# Given task
Without the pictures, set down the records below word for word.

# Data for processing
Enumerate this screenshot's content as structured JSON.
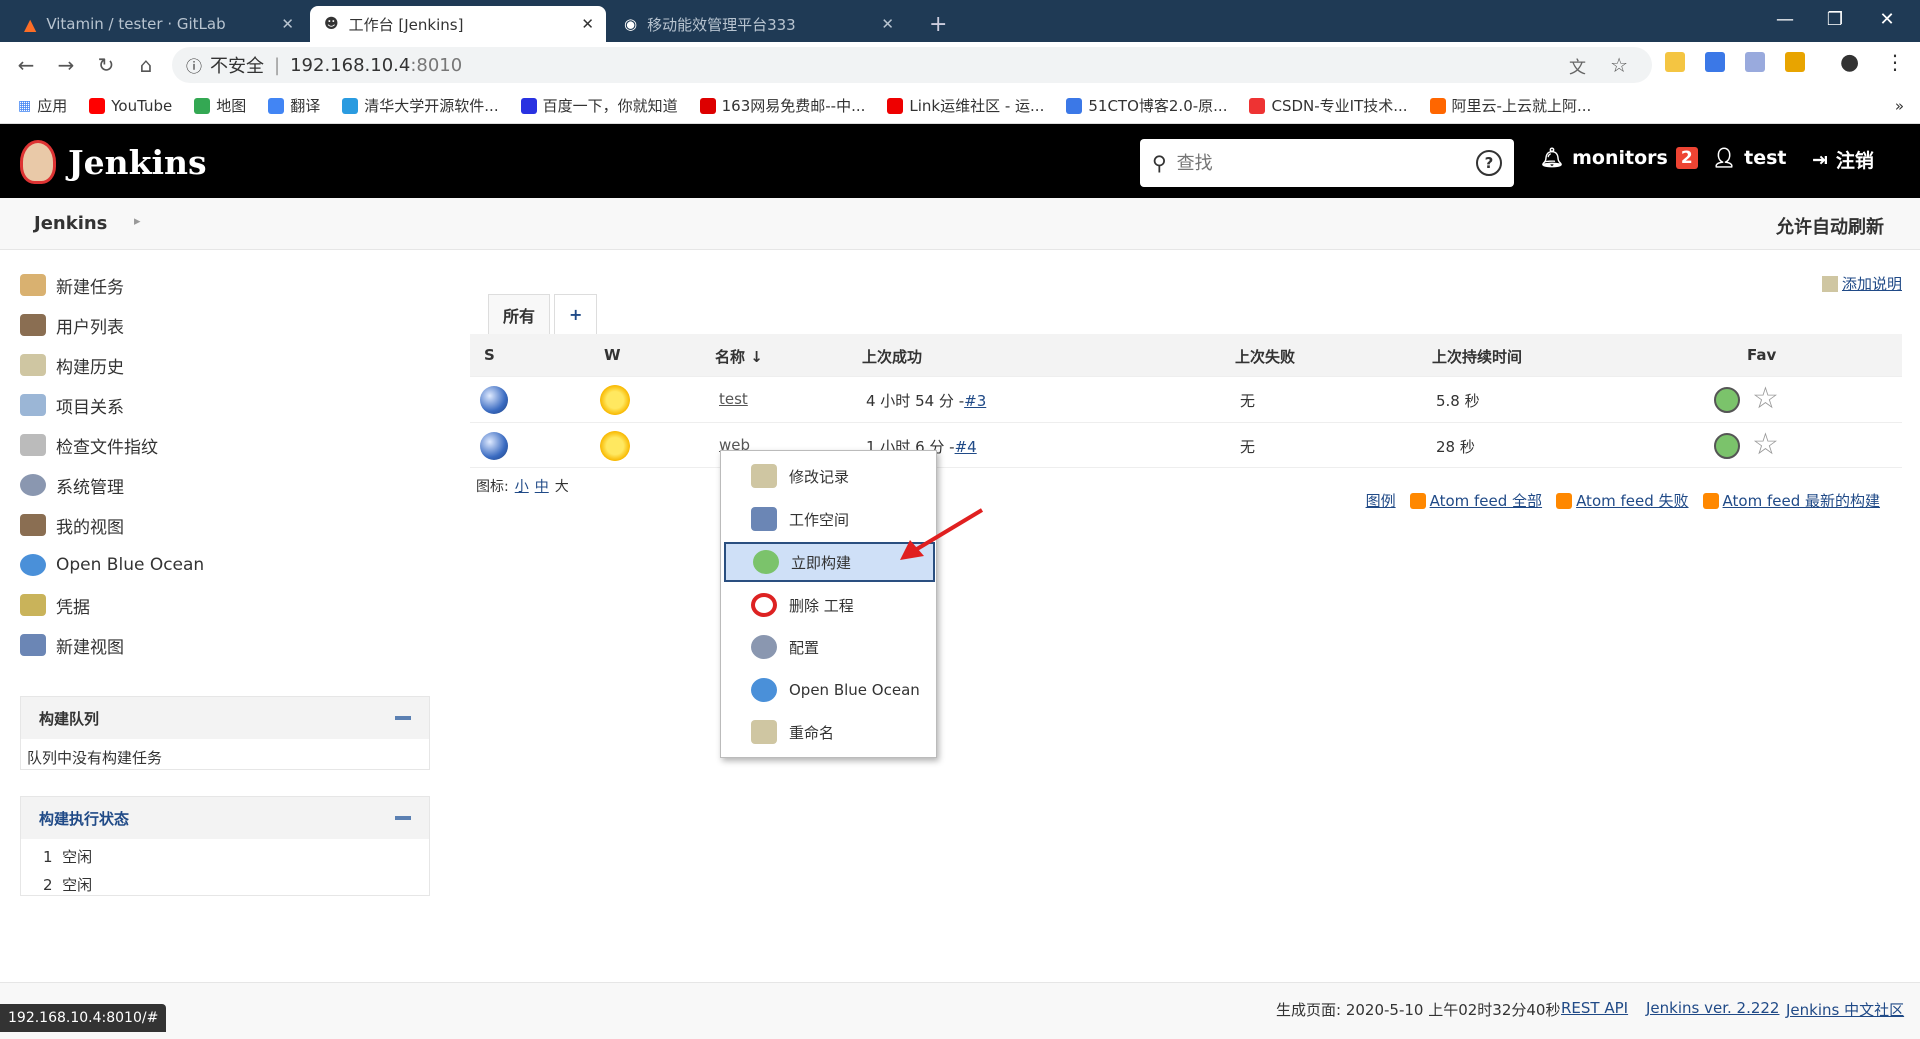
{
  "browser": {
    "tabs": [
      {
        "title": "Vitamin / tester · GitLab"
      },
      {
        "title": "工作台 [Jenkins]"
      },
      {
        "title": "移动能效管理平台333"
      }
    ],
    "url_prefix": "不安全",
    "url_host": "192.168.10.4",
    "url_port": ":8010",
    "bookmarks": [
      "应用",
      "YouTube",
      "地图",
      "翻译",
      "清华大学开源软件...",
      "百度一下，你就知道",
      "163网易免费邮--中...",
      "Link运维社区 - 运...",
      "51CTO博客2.0-原...",
      "CSDN-专业IT技术...",
      "阿里云-上云就上阿..."
    ]
  },
  "header": {
    "title": "Jenkins",
    "search_placeholder": "查找",
    "monitors_label": "monitors",
    "monitors_count": "2",
    "user": "test",
    "logout": "注销"
  },
  "breadcrumb": {
    "root": "Jenkins",
    "auto_refresh": "允许自动刷新"
  },
  "sidebar": {
    "items": [
      "新建任务",
      "用户列表",
      "构建历史",
      "项目关系",
      "检查文件指纹",
      "系统管理",
      "我的视图",
      "Open Blue Ocean",
      "凭据",
      "新建视图"
    ]
  },
  "queue": {
    "title": "构建队列",
    "empty": "队列中没有构建任务"
  },
  "executors": {
    "title": "构建执行状态",
    "rows": [
      {
        "num": "1",
        "state": "空闲"
      },
      {
        "num": "2",
        "state": "空闲"
      }
    ]
  },
  "main": {
    "add_description": "添加说明",
    "view_tabs": [
      "所有",
      "+"
    ],
    "columns": [
      "S",
      "W",
      "名称 ↓",
      "上次成功",
      "上次失败",
      "上次持续时间",
      "Fav"
    ],
    "jobs": [
      {
        "name": "test",
        "last_success": "4 小时 54 分 - ",
        "build": "#3",
        "last_failure": "无",
        "duration": "5.8 秒"
      },
      {
        "name": "web",
        "last_success": "1 小时 6 分 - ",
        "build": "#4",
        "last_failure": "无",
        "duration": "28 秒"
      }
    ],
    "icon_label": "图标:",
    "icon_sizes": [
      "小",
      "中",
      "大"
    ],
    "feeds": [
      "图例",
      "Atom feed 全部",
      "Atom feed 失败",
      "Atom feed 最新的构建"
    ]
  },
  "context_menu": {
    "items": [
      "修改记录",
      "工作空间",
      "立即构建",
      "删除 工程",
      "配置",
      "Open Blue Ocean",
      "重命名"
    ]
  },
  "footer": {
    "generated": "生成页面: 2020-5-10 上午02时32分40秒",
    "rest_api": "REST API",
    "version": "Jenkins ver. 2.222",
    "community": "Jenkins 中文社区"
  },
  "status_bar": "192.168.10.4:8010/#",
  "colors": {
    "header_bg": "#000000",
    "tab_bar": "#1f3a55",
    "highlight": "#cfe0f7",
    "badge": "#ee4433"
  }
}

# Result
Enumerate this screenshot's content as structured JSON.
{
  "browser": {
    "tabs": [
      {
        "title": "Vitamin / tester · GitLab"
      },
      {
        "title": "工作台 [Jenkins]"
      },
      {
        "title": "移动能效管理平台333"
      }
    ],
    "url_prefix": "不安全",
    "url_host": "192.168.10.4",
    "url_port": ":8010",
    "bookmarks": [
      "应用",
      "YouTube",
      "地图",
      "翻译",
      "清华大学开源软件...",
      "百度一下，你就知道",
      "163网易免费邮--中...",
      "Link运维社区 - 运...",
      "51CTO博客2.0-原...",
      "CSDN-专业IT技术...",
      "阿里云-上云就上阿..."
    ]
  },
  "header": {
    "title": "Jenkins",
    "search_placeholder": "查找",
    "monitors_label": "monitors",
    "monitors_count": "2",
    "user": "test",
    "logout": "注销"
  },
  "breadcrumb": {
    "root": "Jenkins",
    "auto_refresh": "允许自动刷新"
  },
  "sidebar": {
    "items": [
      "新建任务",
      "用户列表",
      "构建历史",
      "项目关系",
      "检查文件指纹",
      "系统管理",
      "我的视图",
      "Open Blue Ocean",
      "凭据",
      "新建视图"
    ]
  },
  "queue": {
    "title": "构建队列",
    "empty": "队列中没有构建任务"
  },
  "executors": {
    "title": "构建执行状态",
    "rows": [
      {
        "num": "1",
        "state": "空闲"
      },
      {
        "num": "2",
        "state": "空闲"
      }
    ]
  },
  "main": {
    "add_description": "添加说明",
    "view_tabs": [
      "所有",
      "+"
    ],
    "columns": [
      "S",
      "W",
      "名称 ↓",
      "上次成功",
      "上次失败",
      "上次持续时间",
      "Fav"
    ],
    "jobs": [
      {
        "name": "test",
        "last_success": "4 小时 54 分 - ",
        "build": "#3",
        "last_failure": "无",
        "duration": "5.8 秒"
      },
      {
        "name": "web",
        "last_success": "1 小时 6 分 - ",
        "build": "#4",
        "last_failure": "无",
        "duration": "28 秒"
      }
    ],
    "icon_label": "图标:",
    "icon_sizes": [
      "小",
      "中",
      "大"
    ],
    "feeds": [
      "图例",
      "Atom feed 全部",
      "Atom feed 失败",
      "Atom feed 最新的构建"
    ]
  },
  "context_menu": {
    "items": [
      "修改记录",
      "工作空间",
      "立即构建",
      "删除 工程",
      "配置",
      "Open Blue Ocean",
      "重命名"
    ]
  },
  "footer": {
    "generated": "生成页面: 2020-5-10 上午02时32分40秒",
    "rest_api": "REST API",
    "version": "Jenkins ver. 2.222",
    "community": "Jenkins 中文社区"
  },
  "status_bar": "192.168.10.4:8010/#",
  "colors": {
    "header_bg": "#000000",
    "tab_bar": "#1f3a55",
    "highlight": "#cfe0f7",
    "badge": "#ee4433"
  }
}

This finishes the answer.